- [Exercise] Which lines have the string "subtitle"? Copy all of them from the entries below.

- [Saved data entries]
-- -- --

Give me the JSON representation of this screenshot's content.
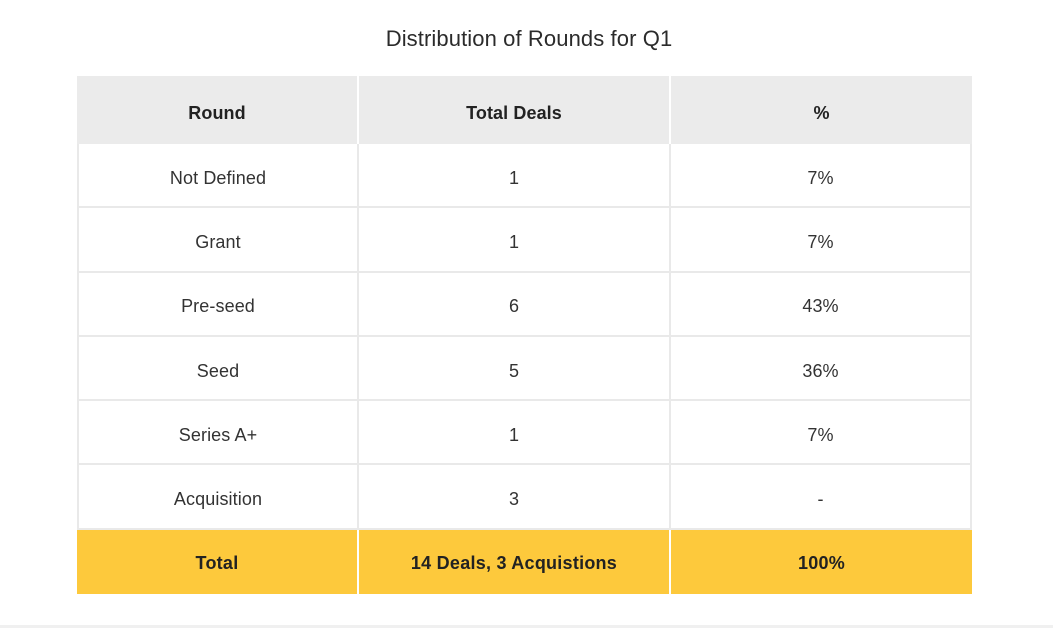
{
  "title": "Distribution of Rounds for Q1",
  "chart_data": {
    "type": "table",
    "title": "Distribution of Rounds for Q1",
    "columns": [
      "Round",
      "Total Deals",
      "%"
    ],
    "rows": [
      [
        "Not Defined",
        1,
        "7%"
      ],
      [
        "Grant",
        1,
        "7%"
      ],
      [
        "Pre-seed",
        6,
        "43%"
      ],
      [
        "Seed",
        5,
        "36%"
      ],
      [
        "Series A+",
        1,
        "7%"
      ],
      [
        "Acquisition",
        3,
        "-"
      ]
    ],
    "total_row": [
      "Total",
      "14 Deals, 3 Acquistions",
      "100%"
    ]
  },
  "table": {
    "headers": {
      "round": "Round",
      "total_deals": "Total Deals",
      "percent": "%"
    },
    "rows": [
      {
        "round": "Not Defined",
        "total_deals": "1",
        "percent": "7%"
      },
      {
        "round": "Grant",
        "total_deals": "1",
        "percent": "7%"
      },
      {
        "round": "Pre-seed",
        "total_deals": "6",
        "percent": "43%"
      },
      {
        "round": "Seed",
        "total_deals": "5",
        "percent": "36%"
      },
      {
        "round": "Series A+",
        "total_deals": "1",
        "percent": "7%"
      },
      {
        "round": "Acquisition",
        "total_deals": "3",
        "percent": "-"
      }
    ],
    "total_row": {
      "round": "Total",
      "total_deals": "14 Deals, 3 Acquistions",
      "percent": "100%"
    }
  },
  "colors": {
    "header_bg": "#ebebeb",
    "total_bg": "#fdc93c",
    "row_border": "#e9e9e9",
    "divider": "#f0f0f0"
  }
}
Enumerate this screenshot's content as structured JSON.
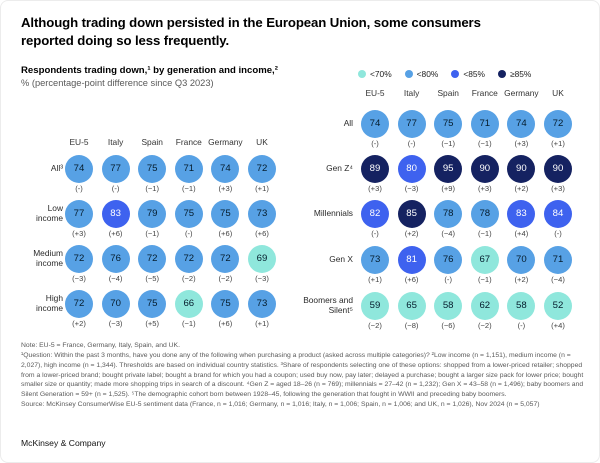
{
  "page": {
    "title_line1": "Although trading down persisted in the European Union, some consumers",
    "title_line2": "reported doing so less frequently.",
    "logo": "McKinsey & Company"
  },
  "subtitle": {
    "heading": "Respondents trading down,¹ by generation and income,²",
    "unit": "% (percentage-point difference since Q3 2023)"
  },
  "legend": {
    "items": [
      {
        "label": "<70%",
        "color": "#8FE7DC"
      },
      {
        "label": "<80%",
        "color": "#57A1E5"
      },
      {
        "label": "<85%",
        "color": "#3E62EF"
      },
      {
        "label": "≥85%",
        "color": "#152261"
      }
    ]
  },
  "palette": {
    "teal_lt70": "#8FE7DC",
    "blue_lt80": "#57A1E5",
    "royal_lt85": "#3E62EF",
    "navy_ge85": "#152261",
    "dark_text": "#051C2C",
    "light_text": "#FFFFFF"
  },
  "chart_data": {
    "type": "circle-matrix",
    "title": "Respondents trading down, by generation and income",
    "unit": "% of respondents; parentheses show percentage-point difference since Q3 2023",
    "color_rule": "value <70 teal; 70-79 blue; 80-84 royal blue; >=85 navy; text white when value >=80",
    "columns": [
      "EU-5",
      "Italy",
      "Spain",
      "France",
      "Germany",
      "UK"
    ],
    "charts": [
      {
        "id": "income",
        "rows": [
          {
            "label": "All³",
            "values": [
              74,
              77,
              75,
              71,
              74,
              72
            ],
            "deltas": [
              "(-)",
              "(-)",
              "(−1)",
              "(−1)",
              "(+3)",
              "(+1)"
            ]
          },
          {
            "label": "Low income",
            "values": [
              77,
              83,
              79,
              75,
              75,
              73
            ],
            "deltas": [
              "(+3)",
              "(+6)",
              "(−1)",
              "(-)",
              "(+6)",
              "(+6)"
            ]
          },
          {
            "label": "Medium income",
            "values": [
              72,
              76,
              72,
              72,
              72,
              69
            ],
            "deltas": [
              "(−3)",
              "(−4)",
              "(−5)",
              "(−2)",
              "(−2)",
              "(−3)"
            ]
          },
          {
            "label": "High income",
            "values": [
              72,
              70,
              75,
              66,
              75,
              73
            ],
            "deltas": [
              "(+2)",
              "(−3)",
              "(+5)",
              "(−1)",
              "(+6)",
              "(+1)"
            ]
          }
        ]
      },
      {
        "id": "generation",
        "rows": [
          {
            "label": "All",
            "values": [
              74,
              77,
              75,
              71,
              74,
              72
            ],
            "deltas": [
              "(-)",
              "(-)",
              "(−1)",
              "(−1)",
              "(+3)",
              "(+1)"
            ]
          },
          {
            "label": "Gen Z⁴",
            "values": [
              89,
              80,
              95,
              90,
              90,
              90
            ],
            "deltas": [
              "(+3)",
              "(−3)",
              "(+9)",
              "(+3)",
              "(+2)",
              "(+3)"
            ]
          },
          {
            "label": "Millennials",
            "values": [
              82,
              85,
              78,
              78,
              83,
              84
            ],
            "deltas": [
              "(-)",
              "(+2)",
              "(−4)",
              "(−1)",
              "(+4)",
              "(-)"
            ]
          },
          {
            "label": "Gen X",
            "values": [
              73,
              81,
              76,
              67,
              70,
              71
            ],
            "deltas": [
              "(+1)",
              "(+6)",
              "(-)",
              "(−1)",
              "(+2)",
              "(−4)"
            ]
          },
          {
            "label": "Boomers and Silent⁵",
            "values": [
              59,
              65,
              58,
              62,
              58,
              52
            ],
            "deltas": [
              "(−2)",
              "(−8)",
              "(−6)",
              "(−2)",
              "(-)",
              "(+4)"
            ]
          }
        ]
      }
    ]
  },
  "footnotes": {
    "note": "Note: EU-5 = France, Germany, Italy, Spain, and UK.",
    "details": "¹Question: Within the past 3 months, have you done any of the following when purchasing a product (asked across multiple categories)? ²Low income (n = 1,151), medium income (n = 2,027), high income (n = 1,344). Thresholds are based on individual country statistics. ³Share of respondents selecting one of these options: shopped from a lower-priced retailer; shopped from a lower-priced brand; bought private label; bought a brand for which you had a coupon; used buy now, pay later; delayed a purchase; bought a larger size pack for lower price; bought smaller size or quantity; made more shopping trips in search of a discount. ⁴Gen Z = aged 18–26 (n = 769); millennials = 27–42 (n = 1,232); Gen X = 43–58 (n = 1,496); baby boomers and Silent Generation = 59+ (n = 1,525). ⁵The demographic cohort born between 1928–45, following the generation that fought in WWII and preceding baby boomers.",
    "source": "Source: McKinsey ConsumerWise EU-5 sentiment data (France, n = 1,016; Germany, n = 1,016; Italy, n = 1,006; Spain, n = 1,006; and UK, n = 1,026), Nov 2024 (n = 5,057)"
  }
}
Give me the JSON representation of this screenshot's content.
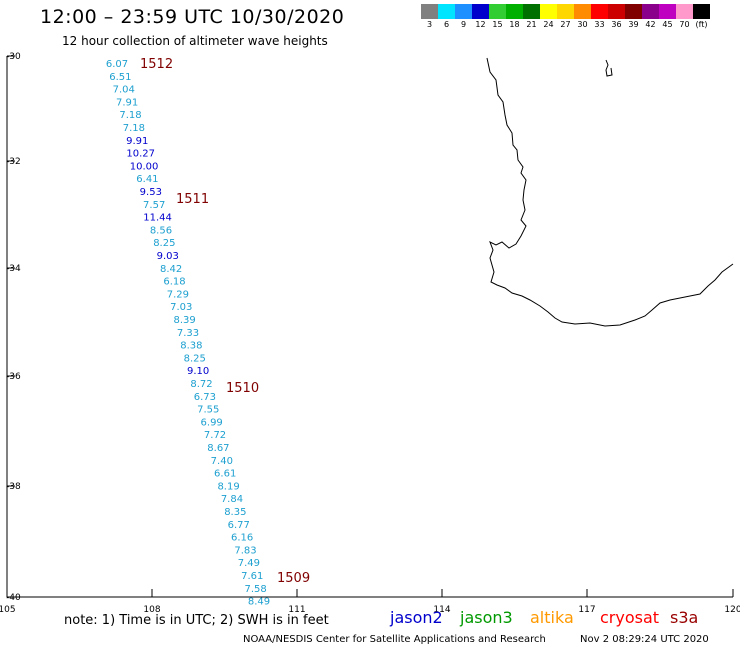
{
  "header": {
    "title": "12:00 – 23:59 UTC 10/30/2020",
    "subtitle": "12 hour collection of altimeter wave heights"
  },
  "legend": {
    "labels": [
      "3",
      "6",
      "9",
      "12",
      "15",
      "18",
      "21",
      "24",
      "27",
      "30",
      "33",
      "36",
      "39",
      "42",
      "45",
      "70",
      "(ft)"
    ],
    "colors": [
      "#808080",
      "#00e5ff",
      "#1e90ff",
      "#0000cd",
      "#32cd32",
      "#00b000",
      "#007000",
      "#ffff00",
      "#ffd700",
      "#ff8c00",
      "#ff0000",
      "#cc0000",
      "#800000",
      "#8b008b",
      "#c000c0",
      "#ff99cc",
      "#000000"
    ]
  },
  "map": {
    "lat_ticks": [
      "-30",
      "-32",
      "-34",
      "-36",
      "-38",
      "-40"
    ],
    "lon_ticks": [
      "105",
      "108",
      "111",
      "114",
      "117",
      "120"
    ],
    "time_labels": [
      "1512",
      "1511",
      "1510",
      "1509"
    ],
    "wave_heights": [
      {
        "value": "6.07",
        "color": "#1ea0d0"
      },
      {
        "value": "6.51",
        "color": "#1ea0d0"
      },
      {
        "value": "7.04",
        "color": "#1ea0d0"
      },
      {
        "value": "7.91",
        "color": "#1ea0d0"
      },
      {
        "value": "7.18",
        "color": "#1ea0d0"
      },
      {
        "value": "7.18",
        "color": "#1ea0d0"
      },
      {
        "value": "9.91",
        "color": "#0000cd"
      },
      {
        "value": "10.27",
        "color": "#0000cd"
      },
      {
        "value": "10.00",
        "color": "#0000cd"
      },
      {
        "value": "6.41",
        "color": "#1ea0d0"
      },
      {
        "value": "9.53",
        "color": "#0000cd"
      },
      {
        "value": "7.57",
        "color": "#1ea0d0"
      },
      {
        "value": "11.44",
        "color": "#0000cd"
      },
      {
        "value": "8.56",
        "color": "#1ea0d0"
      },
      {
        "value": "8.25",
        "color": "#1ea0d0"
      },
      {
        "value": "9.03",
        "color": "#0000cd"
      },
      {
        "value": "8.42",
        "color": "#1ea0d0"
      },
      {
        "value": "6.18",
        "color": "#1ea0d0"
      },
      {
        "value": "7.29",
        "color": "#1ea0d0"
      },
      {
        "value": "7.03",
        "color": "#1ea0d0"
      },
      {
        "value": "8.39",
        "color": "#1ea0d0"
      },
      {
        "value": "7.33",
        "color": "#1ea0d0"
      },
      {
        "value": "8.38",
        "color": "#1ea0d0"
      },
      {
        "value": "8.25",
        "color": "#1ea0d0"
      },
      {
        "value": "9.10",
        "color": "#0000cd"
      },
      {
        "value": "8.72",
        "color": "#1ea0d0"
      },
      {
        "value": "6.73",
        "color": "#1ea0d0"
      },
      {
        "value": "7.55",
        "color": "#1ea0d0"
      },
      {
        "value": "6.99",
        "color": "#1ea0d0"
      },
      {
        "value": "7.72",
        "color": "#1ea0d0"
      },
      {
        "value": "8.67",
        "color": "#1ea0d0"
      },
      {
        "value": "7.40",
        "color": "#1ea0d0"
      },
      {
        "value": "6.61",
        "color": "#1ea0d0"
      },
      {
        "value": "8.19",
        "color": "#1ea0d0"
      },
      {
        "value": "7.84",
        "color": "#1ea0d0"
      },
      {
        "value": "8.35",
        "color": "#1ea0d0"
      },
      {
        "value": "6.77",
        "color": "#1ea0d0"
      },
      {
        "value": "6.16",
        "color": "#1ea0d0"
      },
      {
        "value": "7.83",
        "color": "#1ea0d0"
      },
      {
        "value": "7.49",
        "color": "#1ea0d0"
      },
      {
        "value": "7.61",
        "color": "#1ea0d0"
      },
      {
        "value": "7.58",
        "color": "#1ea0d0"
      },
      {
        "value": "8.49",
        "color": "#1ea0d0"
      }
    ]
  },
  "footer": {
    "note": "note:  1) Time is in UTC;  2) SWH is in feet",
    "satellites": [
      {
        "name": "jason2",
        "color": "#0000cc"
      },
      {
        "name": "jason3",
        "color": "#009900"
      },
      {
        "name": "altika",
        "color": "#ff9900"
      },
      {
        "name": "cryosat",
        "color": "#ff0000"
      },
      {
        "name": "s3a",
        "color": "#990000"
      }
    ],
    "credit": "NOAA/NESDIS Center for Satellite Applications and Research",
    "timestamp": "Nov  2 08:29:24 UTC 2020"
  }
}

-- -- --

- [Answer to this task]
  "subtitle": {
    "subtitle": "12 hour collection of altimeter wave heights"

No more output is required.